• PROBLEM DETAILS: From the listing below, pull out all lines with "Tatarstan" in them.
--- START SUPPLIED DATA ---
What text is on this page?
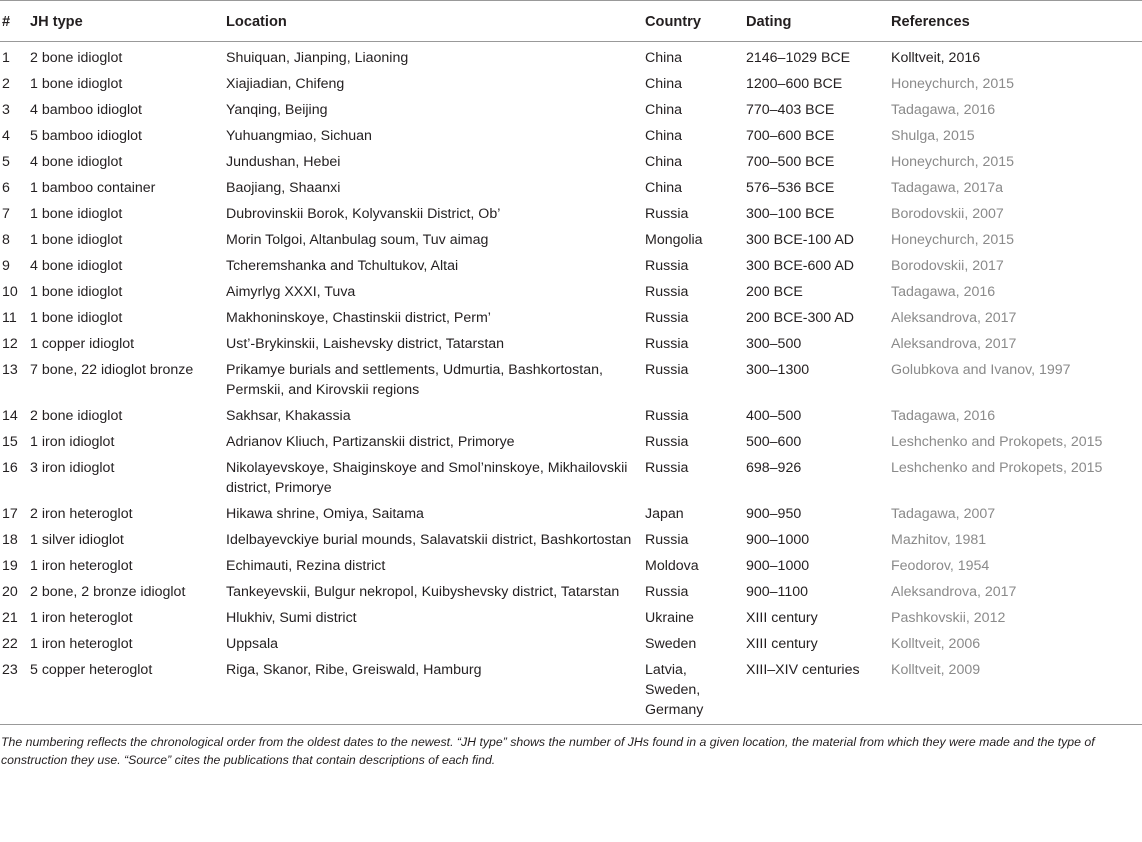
#	JH type	Location	Country	Dating	References
1	2 bone idioglot	Shuiquan, Jianping, Liaoning	China	2146–1029 BCE	Kolltveit, 2016
2	1 bone idioglot	Xiajiadian, Chifeng	China	1200–600 BCE	Honeychurch, 2015
3	4 bamboo idioglot	Yanqing, Beijing	China	770–403 BCE	Tadagawa, 2016
4	5 bamboo idioglot	Yuhuangmiao, Sichuan	China	700–600 BCE	Shulga, 2015
5	4 bone idioglot	Jundushan, Hebei	China	700–500 BCE	Honeychurch, 2015
6	1 bamboo container	Baojiang, Shaanxi	China	576–536 BCE	Tadagawa, 2017a
7	1 bone idioglot	Dubrovinskii Borok, Kolyvanskii District, Ob’	Russia	300–100 BCE	Borodovskii, 2007
8	1 bone idioglot	Morin Tolgoi, Altanbulag soum, Tuv aimag	Mongolia	300 BCE-100 AD	Honeychurch, 2015
9	4 bone idioglot	Tcheremshanka and Tchultukov, Altai	Russia	300 BCE-600 AD	Borodovskii, 2017
10	1 bone idioglot	Aimyrlyg XXXI, Tuva	Russia	200 BCE	Tadagawa, 2016
11	1 bone idioglot	Makhoninskoye, Chastinskii district, Perm’	Russia	200 BCE-300 AD	Aleksandrova, 2017
12	1 copper idioglot	Ust’-Brykinskii, Laishevsky district, Tatarstan	Russia	300–500	Aleksandrova, 2017
13	7 bone, 22 idioglot bronze	Prikamye burials and settlements, Udmurtia, Bashkortostan, Permskii, and Kirovskii regions	Russia	300–1300	Golubkova and Ivanov, 1997
14	2 bone idioglot	Sakhsar, Khakassia	Russia	400–500	Tadagawa, 2016
15	1 iron idioglot	Adrianov Kliuch, Partizanskii district, Primorye	Russia	500–600	Leshchenko and Prokopets, 2015
16	3 iron idioglot	Nikolayevskoye, Shaiginskoye and Smol’ninskoye, Mikhailovskii district, Primorye	Russia	698–926	Leshchenko and Prokopets, 2015
17	2 iron heteroglot	Hikawa shrine, Omiya, Saitama	Japan	900–950	Tadagawa, 2007
18	1 silver idioglot	Idelbayevckiye burial mounds, Salavatskii district, Bashkortostan	Russia	900–1000	Mazhitov, 1981
19	1 iron heteroglot	Echimauti, Rezina district	Moldova	900–1000	Feodorov, 1954
20	2 bone, 2 bronze idioglot	Tankeyevskii, Bulgur nekropol, Kuibyshevsky district, Tatarstan	Russia	900–1100	Aleksandrova, 2017
21	1 iron heteroglot	Hlukhiv, Sumi district	Ukraine	XIII century	Pashkovskii, 2012
22	1 iron heteroglot	Uppsala	Sweden	XIII century	Kolltveit, 2006
23	5 copper heteroglot	Riga, Skanor, Ribe, Greiswald, Hamburg	Latvia, Sweden, Germany	XIII–XIV centuries	Kolltveit, 2009
The numbering reflects the chronological order from the oldest dates to the newest. “JH type” shows the number of JHs found in a given location, the material from which they were made and the type of construction they use. “Source” cites the publications that contain descriptions of each find.
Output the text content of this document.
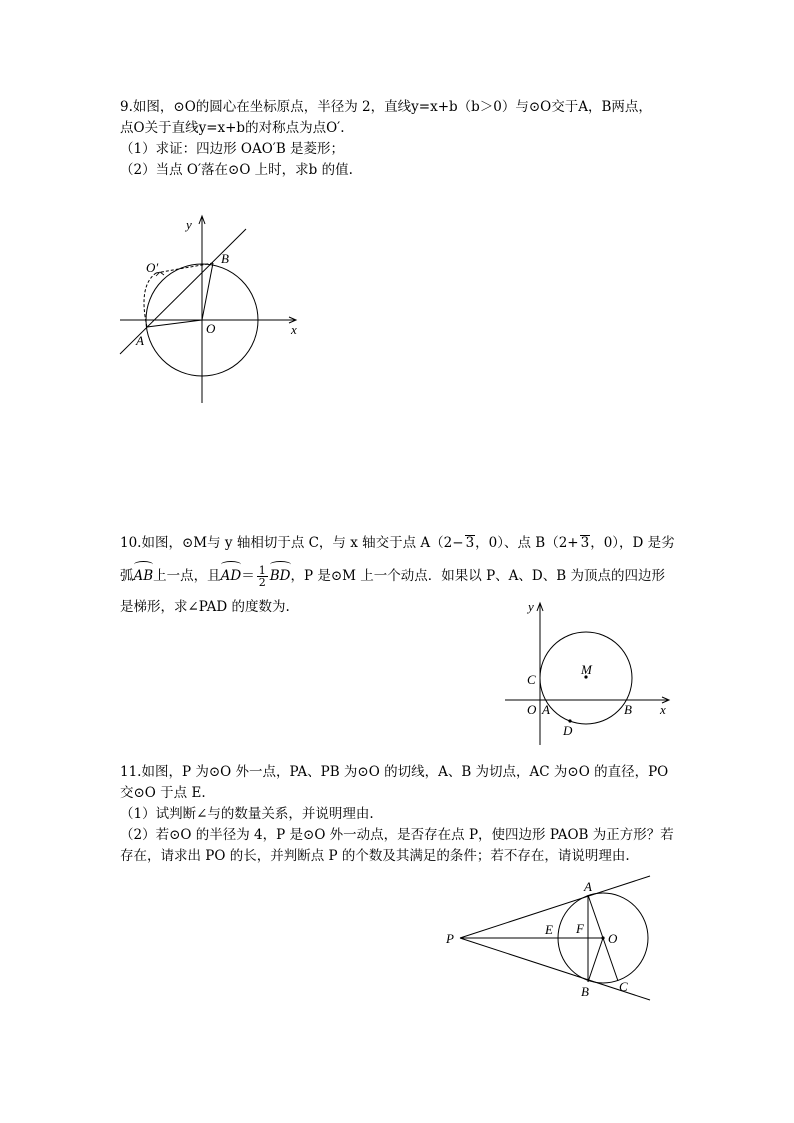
9.如图，⊙O的圆心在坐标原点，半径为 2，直线y=x+b（b＞0）与⊙O交于A，B两点，
点O关于直线y=x+b的对称点为点O′.
（1）求证：四边形 OAO′B 是菱形；
（2）当点 O′落在⊙O 上时，求b 的值.
y
x
O
O′
A
B
10.如图，⊙M与 y 轴相切于点 C，与 x 轴交于点 A（2− 3，0）、点 B（2+ 3，0），D 是劣
弧AB上一点，且$AD= \frac{1}{2}$ BD，P 是⊙M 上一个动点．如果以 P、A、D、B 为顶点的四边形
是梯形，求∠PAD 的度数为.	y
x
O A	B
C
D
M
11.如图，P 为⊙O 外一点，PA、PB 为⊙O 的切线，A、B 为切点，AC 为⊙O 的直径，PO
交⊙O 于点 E.
（1）试判断∠与的数量关系，并说明理由.
（2）若⊙O 的半径为 4，P 是⊙O 外一动点，是否存在点 P，使四边形 PAOB 为正方形？若
存在，请求出 PO 的长，并判断点 P 的个数及其满足的条件；若不存在，请说明理由.
P
A
B C
E F
O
--- END SUPPLIED DATA ---
• ANSWER:
12	1 copper idioglot	Ust’-Brykinskii, Laishevsky district, Tatarstan	Russia	300–500	Aleksandrova, 2017
20	2 bone, 2 bronze idioglot	Tankeyevskii, Bulgur nekropol, Kuibyshevsky district, Tatarstan	Russia	900–1100	Aleksandrova, 2017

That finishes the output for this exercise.